• [Short exercise]
Omit the pictures, then write out every entry exactly as it reads.
** start of Task data **
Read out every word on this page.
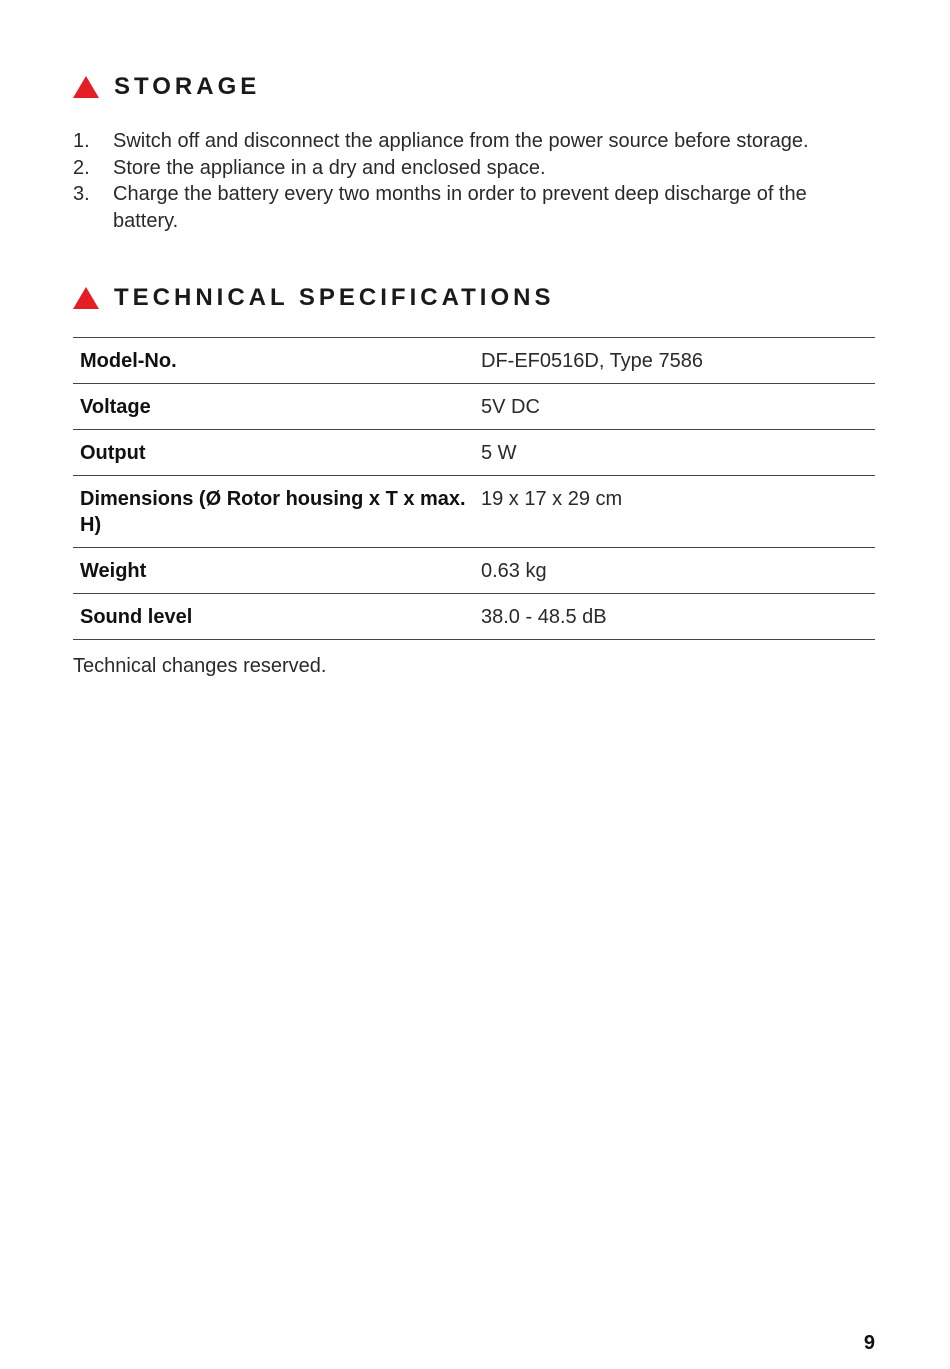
STORAGE
1.	Switch off and disconnect the appliance from the power source before storage.
2.	Store the appliance in a dry and enclosed space.
3.	Charge the battery every two months in order to prevent deep discharge of the battery.
TECHNICAL SPECIFICATIONS
Model-No.	DF-EF0516D, Type 7586
Voltage	5V DC
Output	5 W
Dimensions (Ø Rotor housing x T x max. H)	19 x 17 x 29 cm
Weight	0.63 kg
Sound level	38.0 - 48.5 dB
Technical changes reserved.
9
** end of Task data **
• [Solved exercise]
Read out every word on this page.
STORAGE
1.	Switch off and disconnect the appliance from the power source before storage.
2.	Store the appliance in a dry and enclosed space.
3.	Charge the battery every two months in order to prevent deep discharge of the battery.
TECHNICAL SPECIFICATIONS
Model-No.	DF-EF0516D, Type 7586
Voltage	5V DC
Output	5 W
Dimensions (Ø Rotor housing x T x max. H)	19 x 17 x 29 cm
Weight	0.63 kg
Sound level	38.0 - 48.5 dB
Technical changes reserved.
9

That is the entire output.